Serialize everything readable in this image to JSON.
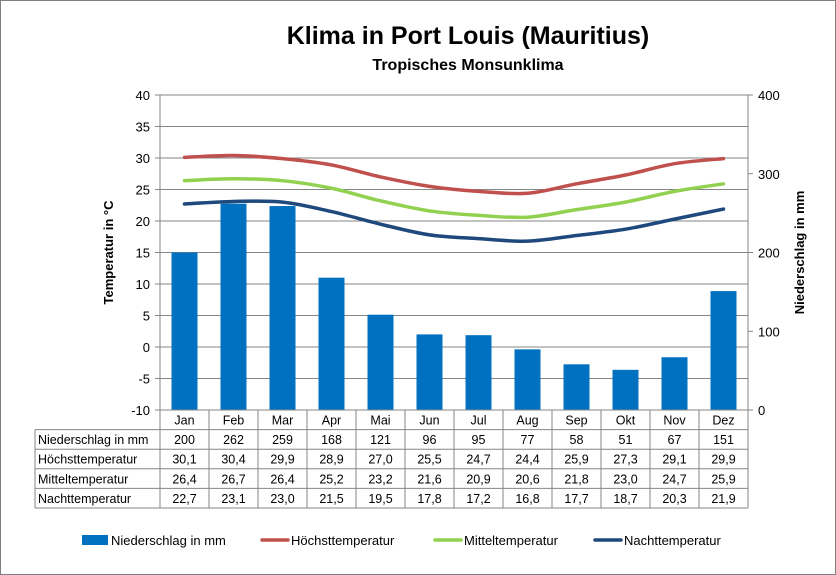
{
  "chart_data": {
    "type": "bar",
    "title": "Klima in Port Louis (Mauritius)",
    "subtitle": "Tropisches Monsunklima",
    "categories": [
      "Jan",
      "Feb",
      "Mar",
      "Apr",
      "Mai",
      "Jun",
      "Jul",
      "Aug",
      "Sep",
      "Okt",
      "Nov",
      "Dez"
    ],
    "ylabel_left": "Temperatur in °C",
    "ylabel_right": "Niederschlag in mm",
    "ylim_left": [
      -10,
      40
    ],
    "yticks_left": [
      -10,
      -5,
      0,
      5,
      10,
      15,
      20,
      25,
      30,
      35,
      40
    ],
    "ylim_right": [
      0,
      400
    ],
    "yticks_right": [
      0,
      100,
      200,
      300,
      400
    ],
    "grid": true,
    "legend_position": "bottom",
    "series": [
      {
        "name": "Niederschlag in mm",
        "kind": "bar",
        "axis": "right",
        "color": "#0070c0",
        "values": [
          200,
          262,
          259,
          168,
          121,
          96,
          95,
          77,
          58,
          51,
          67,
          151
        ]
      },
      {
        "name": "Höchsttemperatur",
        "kind": "line",
        "axis": "left",
        "color": "#c0504d",
        "values": [
          30.1,
          30.4,
          29.9,
          28.9,
          27.0,
          25.5,
          24.7,
          24.4,
          25.9,
          27.3,
          29.1,
          29.9
        ]
      },
      {
        "name": "Mitteltemperatur",
        "kind": "line",
        "axis": "left",
        "color": "#92d050",
        "values": [
          26.4,
          26.7,
          26.4,
          25.2,
          23.2,
          21.6,
          20.9,
          20.6,
          21.8,
          23.0,
          24.7,
          25.9
        ]
      },
      {
        "name": "Nachttemperatur",
        "kind": "line",
        "axis": "left",
        "color": "#1f497d",
        "values": [
          22.7,
          23.1,
          23.0,
          21.5,
          19.5,
          17.8,
          17.2,
          16.8,
          17.7,
          18.7,
          20.3,
          21.9
        ]
      }
    ],
    "table": {
      "rows": [
        {
          "label": "Niederschlag in mm",
          "cells": [
            "200",
            "262",
            "259",
            "168",
            "121",
            "96",
            "95",
            "77",
            "58",
            "51",
            "67",
            "151"
          ]
        },
        {
          "label": "Höchsttemperatur",
          "cells": [
            "30,1",
            "30,4",
            "29,9",
            "28,9",
            "27,0",
            "25,5",
            "24,7",
            "24,4",
            "25,9",
            "27,3",
            "29,1",
            "29,9"
          ]
        },
        {
          "label": "Mitteltemperatur",
          "cells": [
            "26,4",
            "26,7",
            "26,4",
            "25,2",
            "23,2",
            "21,6",
            "20,9",
            "20,6",
            "21,8",
            "23,0",
            "24,7",
            "25,9"
          ]
        },
        {
          "label": "Nachttemperatur",
          "cells": [
            "22,7",
            "23,1",
            "23,0",
            "21,5",
            "19,5",
            "17,8",
            "17,2",
            "16,8",
            "17,7",
            "18,7",
            "20,3",
            "21,9"
          ]
        }
      ]
    }
  }
}
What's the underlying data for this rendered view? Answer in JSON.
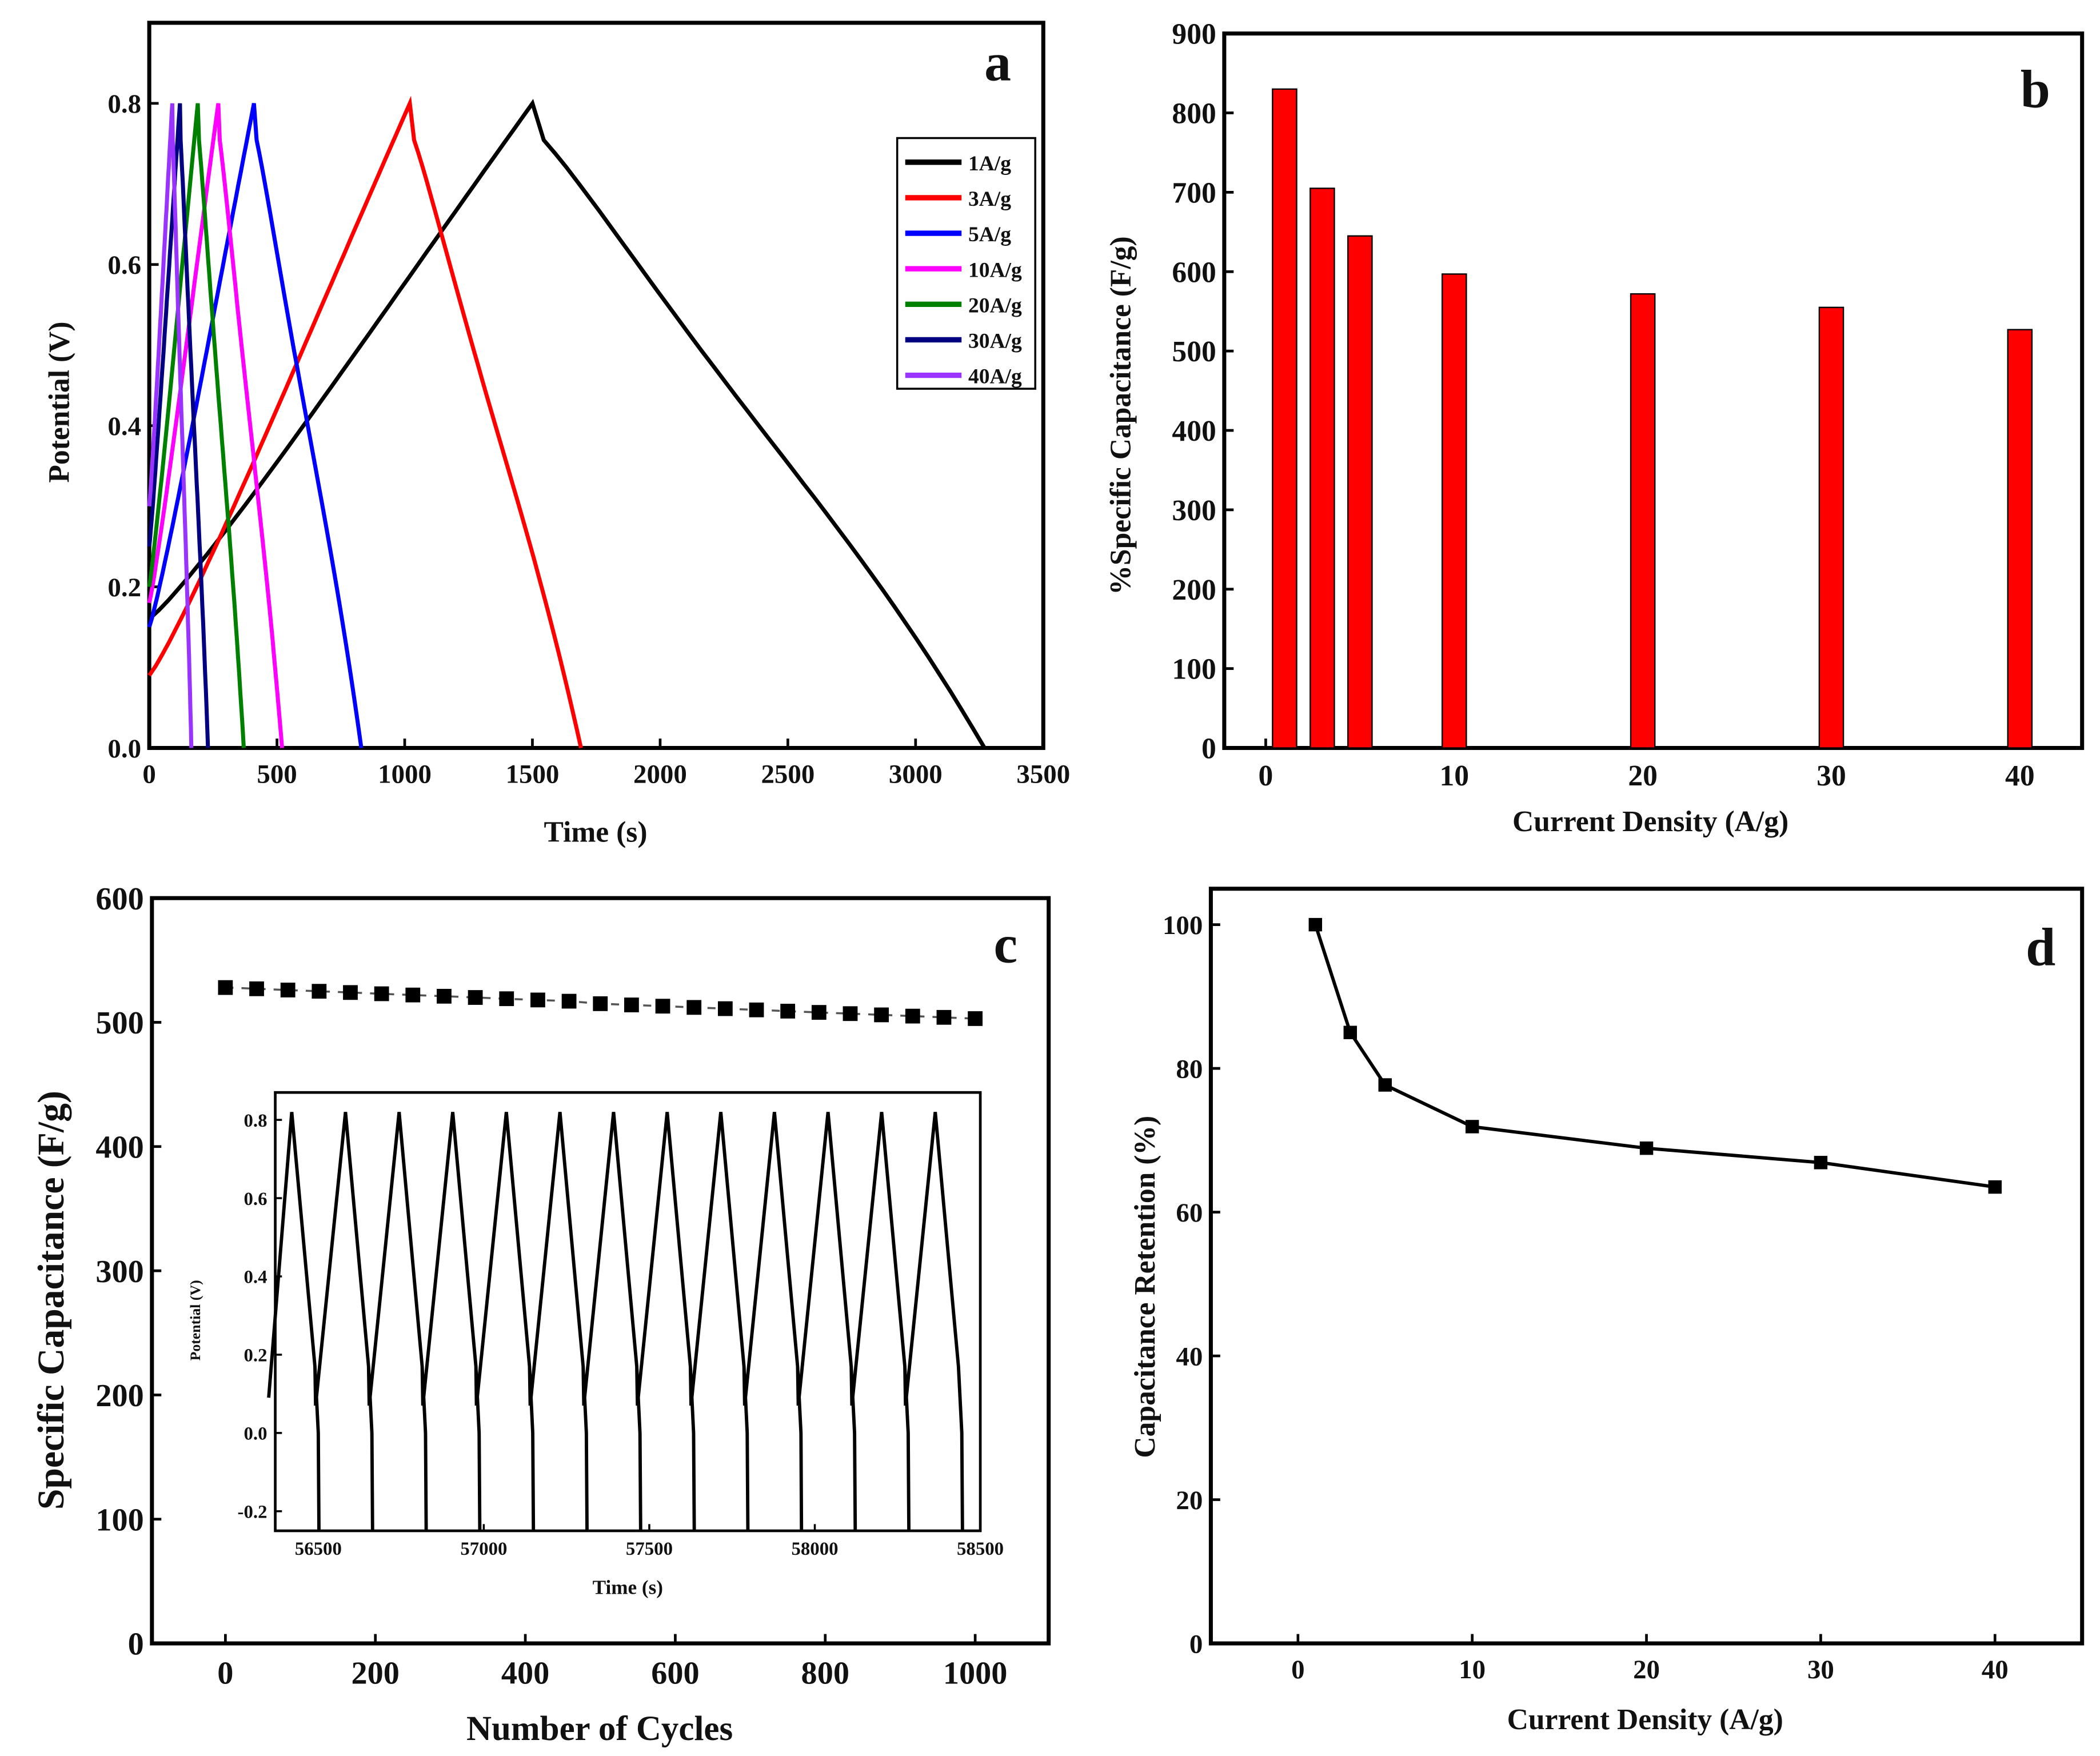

Task instructions: From the entries above, pull out each line that includes "color".

Result for this exercise:
        "color": "#0070c0",
        "color": "#c0504d",
        "color": "#92d050",
        "color": "#1f497d",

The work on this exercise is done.